» **Work to do**
Gather all lines containing the string "Allan" and copy them out.

Extracts from a graphics dataset:

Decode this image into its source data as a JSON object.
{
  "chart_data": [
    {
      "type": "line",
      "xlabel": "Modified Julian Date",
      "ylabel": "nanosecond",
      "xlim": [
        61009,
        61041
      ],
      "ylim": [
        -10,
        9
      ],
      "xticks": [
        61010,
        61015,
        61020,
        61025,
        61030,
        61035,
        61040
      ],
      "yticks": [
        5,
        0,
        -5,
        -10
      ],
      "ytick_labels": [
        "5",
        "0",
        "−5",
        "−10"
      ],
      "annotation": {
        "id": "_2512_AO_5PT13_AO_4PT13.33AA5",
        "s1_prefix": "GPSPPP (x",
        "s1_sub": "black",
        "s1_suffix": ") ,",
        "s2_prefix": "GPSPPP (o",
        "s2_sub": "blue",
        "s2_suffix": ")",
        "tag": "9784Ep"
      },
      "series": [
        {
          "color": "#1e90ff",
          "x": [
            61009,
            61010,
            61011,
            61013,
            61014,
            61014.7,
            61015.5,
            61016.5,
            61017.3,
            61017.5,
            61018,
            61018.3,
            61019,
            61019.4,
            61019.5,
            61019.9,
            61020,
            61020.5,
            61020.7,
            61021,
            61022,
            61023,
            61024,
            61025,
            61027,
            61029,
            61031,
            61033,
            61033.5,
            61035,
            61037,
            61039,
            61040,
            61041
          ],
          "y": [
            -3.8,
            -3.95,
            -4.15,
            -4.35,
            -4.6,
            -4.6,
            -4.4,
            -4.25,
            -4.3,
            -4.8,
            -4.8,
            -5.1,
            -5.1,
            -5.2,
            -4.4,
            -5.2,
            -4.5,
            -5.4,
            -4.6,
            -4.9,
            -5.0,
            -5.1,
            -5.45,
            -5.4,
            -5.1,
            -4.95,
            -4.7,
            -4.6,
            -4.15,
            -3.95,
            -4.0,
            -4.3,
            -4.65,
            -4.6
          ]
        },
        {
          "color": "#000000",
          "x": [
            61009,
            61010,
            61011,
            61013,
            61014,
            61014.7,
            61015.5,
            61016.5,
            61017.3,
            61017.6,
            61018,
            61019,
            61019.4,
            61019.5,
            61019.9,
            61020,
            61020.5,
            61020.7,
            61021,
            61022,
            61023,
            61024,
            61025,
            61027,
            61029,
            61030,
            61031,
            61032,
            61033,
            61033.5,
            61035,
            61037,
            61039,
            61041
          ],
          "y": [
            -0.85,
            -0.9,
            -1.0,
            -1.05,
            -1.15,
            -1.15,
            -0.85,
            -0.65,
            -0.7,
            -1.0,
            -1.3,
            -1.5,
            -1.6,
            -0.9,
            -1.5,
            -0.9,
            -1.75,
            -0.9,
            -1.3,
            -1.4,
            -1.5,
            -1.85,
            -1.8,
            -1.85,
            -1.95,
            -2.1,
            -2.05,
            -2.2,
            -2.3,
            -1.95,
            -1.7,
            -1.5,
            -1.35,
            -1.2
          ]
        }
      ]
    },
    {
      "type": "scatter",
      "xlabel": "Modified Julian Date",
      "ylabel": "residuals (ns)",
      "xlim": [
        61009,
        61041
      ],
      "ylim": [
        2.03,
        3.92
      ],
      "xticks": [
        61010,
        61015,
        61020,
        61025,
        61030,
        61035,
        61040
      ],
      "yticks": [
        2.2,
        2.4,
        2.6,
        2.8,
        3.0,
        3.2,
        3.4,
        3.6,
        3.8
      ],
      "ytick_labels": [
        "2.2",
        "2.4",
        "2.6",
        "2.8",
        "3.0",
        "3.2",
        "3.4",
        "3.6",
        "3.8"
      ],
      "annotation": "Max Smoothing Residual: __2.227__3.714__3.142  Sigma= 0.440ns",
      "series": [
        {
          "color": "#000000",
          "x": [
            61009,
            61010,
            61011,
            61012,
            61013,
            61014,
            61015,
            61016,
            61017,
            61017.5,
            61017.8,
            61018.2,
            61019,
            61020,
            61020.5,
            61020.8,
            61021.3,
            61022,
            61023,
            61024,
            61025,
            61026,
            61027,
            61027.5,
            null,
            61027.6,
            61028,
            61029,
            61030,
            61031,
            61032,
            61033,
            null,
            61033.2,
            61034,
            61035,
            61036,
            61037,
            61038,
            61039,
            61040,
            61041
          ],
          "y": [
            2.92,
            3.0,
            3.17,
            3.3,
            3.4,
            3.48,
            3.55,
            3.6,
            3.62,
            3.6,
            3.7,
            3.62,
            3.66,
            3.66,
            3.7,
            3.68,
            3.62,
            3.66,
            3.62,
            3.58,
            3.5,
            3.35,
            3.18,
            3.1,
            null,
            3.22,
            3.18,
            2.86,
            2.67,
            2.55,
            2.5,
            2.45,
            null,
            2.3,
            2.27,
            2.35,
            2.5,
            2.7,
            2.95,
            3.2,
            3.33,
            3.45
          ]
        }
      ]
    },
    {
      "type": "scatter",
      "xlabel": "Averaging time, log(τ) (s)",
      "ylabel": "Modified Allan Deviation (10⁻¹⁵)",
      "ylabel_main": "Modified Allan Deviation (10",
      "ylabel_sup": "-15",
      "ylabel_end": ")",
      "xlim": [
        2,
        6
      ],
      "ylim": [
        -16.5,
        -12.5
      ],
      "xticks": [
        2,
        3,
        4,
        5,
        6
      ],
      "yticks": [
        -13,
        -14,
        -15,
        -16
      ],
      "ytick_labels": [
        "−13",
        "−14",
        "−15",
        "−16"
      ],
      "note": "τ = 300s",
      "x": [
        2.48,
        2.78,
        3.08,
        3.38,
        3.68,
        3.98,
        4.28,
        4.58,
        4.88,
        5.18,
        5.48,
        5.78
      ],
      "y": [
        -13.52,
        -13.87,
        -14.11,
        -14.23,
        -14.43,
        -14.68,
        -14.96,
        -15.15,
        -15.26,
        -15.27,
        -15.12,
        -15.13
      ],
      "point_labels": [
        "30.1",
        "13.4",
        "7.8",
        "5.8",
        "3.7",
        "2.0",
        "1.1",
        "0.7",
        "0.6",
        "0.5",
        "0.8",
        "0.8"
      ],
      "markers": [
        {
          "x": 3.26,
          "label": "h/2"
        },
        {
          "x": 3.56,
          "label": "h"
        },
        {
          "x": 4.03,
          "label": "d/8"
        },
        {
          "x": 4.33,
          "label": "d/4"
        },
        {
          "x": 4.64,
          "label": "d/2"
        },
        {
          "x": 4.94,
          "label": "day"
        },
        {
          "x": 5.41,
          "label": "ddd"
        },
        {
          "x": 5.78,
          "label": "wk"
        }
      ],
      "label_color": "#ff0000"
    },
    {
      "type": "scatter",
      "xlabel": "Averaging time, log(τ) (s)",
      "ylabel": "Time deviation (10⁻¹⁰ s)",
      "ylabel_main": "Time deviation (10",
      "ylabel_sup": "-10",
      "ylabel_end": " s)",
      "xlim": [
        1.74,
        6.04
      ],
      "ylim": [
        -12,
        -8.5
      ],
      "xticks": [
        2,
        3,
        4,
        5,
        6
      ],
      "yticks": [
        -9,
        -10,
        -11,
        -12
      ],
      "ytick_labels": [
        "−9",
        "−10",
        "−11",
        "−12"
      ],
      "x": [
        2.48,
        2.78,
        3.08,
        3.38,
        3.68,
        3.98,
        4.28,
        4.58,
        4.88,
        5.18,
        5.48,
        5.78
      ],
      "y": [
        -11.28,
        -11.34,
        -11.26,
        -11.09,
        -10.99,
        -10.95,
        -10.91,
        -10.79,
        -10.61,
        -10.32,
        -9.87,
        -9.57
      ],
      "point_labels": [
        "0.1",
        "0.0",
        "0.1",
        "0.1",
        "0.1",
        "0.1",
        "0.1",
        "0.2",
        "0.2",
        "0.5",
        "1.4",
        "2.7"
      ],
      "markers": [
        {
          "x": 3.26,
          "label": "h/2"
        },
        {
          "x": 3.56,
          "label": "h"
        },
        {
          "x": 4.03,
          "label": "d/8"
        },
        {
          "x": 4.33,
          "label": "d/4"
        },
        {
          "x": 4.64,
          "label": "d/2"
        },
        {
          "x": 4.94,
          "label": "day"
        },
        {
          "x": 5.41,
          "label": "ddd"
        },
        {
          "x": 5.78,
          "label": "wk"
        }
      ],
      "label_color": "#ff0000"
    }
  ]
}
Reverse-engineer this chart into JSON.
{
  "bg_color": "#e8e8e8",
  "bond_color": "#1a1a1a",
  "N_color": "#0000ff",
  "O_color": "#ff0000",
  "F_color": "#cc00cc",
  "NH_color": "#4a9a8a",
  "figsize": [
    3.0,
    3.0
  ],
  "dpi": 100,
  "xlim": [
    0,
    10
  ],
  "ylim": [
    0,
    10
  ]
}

» **Response to this task**
      "ylabel": "Modified Allan Deviation (10⁻¹⁵)",
      "ylabel_main": "Modified Allan Deviation (10",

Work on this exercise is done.